Omit the images, then output each of the records below exactly.

[Extracted data entries]

□ □ □

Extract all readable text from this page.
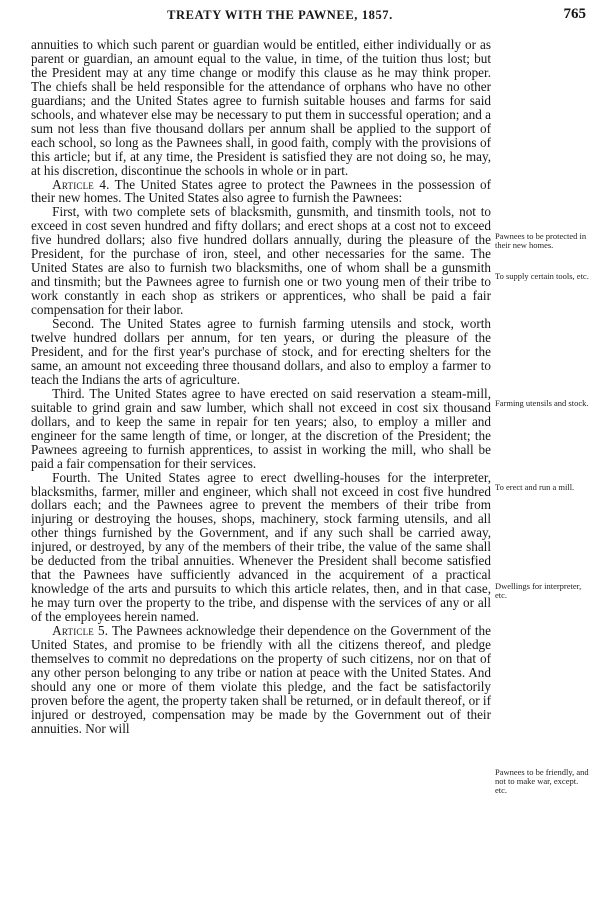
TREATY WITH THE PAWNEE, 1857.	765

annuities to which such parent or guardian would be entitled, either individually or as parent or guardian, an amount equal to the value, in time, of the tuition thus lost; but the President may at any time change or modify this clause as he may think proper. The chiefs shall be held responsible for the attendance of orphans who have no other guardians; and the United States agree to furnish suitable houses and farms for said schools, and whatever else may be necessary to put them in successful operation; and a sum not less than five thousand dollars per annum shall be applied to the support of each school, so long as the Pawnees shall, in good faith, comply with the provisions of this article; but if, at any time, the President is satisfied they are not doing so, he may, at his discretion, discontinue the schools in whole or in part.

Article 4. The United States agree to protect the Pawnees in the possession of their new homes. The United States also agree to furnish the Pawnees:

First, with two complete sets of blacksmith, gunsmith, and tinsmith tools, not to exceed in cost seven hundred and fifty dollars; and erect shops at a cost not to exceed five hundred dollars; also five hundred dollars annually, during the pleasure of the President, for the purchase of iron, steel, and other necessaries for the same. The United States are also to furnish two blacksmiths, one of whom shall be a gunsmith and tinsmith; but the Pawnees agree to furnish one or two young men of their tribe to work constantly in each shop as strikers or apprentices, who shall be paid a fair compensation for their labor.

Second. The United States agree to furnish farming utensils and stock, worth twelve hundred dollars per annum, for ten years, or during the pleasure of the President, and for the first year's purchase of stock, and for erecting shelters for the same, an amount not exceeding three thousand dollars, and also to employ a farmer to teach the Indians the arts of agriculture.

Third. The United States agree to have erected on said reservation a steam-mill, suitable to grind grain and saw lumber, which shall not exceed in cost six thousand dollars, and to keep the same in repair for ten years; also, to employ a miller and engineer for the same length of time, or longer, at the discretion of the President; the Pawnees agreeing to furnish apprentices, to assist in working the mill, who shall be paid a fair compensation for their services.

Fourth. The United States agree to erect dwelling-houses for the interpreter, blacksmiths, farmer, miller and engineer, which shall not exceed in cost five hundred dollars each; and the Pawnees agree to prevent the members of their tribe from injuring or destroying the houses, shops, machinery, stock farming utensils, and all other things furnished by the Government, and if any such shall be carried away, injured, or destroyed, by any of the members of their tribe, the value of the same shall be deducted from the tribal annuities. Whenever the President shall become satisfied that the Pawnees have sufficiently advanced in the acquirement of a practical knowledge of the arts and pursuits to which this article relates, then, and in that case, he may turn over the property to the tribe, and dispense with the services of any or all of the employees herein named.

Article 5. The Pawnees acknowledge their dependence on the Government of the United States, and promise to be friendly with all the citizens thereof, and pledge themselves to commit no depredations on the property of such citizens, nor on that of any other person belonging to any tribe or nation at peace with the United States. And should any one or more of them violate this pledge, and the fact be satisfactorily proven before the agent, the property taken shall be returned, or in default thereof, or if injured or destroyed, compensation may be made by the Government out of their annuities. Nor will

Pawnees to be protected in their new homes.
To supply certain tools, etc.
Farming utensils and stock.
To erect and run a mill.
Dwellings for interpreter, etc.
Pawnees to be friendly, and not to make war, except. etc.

□ □ □

- SOLUTION
Extract all readable text from this page.
TREATY WITH THE PAWNEE, 1857.	765

annuities to which such parent or guardian would be entitled, either individually or as parent or guardian, an amount equal to the value, in time, of the tuition thus lost; but the President may at any time change or modify this clause as he may think proper. The chiefs shall be held responsible for the attendance of orphans who have no other guardians; and the United States agree to furnish suitable houses and farms for said schools, and whatever else may be necessary to put them in successful operation; and a sum not less than five thousand dollars per annum shall be applied to the support of each school, so long as the Pawnees shall, in good faith, comply with the provisions of this article; but if, at any time, the President is satisfied they are not doing so, he may, at his discretion, discontinue the schools in whole or in part.

Article 4. The United States agree to protect the Pawnees in the possession of their new homes. The United States also agree to furnish the Pawnees:

First, with two complete sets of blacksmith, gunsmith, and tinsmith tools, not to exceed in cost seven hundred and fifty dollars; and erect shops at a cost not to exceed five hundred dollars; also five hundred dollars annually, during the pleasure of the President, for the purchase of iron, steel, and other necessaries for the same. The United States are also to furnish two blacksmiths, one of whom shall be a gunsmith and tinsmith; but the Pawnees agree to furnish one or two young men of their tribe to work constantly in each shop as strikers or apprentices, who shall be paid a fair compensation for their labor.

Second. The United States agree to furnish farming utensils and stock, worth twelve hundred dollars per annum, for ten years, or during the pleasure of the President, and for the first year's purchase of stock, and for erecting shelters for the same, an amount not exceeding three thousand dollars, and also to employ a farmer to teach the Indians the arts of agriculture.

Third. The United States agree to have erected on said reservation a steam-mill, suitable to grind grain and saw lumber, which shall not exceed in cost six thousand dollars, and to keep the same in repair for ten years; also, to employ a miller and engineer for the same length of time, or longer, at the discretion of the President; the Pawnees agreeing to furnish apprentices, to assist in working the mill, who shall be paid a fair compensation for their services.

Fourth. The United States agree to erect dwelling-houses for the interpreter, blacksmiths, farmer, miller and engineer, which shall not exceed in cost five hundred dollars each; and the Pawnees agree to prevent the members of their tribe from injuring or destroying the houses, shops, machinery, stock farming utensils, and all other things furnished by the Government, and if any such shall be carried away, injured, or destroyed, by any of the members of their tribe, the value of the same shall be deducted from the tribal annuities. Whenever the President shall become satisfied that the Pawnees have sufficiently advanced in the acquirement of a practical knowledge of the arts and pursuits to which this article relates, then, and in that case, he may turn over the property to the tribe, and dispense with the services of any or all of the employees herein named.

Article 5. The Pawnees acknowledge their dependence on the Government of the United States, and promise to be friendly with all the citizens thereof, and pledge themselves to commit no depredations on the property of such citizens, nor on that of any other person belonging to any tribe or nation at peace with the United States. And should any one or more of them violate this pledge, and the fact be satisfactorily proven before the agent, the property taken shall be returned, or in default thereof, or if injured or destroyed, compensation may be made by the Government out of their annuities. Nor will

Pawnees to be protected in their new homes.
To supply certain tools, etc.
Farming utensils and stock.
To erect and run a mill.
Dwellings for interpreter, etc.
Pawnees to be friendly, and not to make war, except. etc.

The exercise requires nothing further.